= GOAL OF THE EXERCISE =
Find every line below that contains the word "audience" and copy it out.

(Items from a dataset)
....................
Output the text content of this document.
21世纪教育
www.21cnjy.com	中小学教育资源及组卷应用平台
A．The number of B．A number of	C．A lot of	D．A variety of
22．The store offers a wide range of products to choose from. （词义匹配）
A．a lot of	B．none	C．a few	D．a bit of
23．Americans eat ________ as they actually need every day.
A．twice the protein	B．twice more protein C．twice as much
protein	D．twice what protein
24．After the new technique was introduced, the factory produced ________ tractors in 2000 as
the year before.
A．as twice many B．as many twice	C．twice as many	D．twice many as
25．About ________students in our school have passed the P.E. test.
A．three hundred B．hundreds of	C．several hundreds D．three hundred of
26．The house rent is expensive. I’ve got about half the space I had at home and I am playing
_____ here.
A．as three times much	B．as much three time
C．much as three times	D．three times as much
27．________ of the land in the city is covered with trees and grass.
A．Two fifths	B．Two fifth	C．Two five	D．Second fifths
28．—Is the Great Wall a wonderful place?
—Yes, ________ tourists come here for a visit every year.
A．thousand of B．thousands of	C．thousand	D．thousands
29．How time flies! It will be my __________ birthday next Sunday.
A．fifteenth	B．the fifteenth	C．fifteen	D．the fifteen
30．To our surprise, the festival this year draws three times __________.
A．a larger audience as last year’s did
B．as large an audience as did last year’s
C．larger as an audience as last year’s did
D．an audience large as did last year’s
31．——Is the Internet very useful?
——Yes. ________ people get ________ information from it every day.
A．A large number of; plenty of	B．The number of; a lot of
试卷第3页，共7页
....................
= ANSWER =
A．a larger audience as last year’s did
B．as large an audience as did last year’s
C．larger as an audience as last year’s did
D．an audience large as did last year’s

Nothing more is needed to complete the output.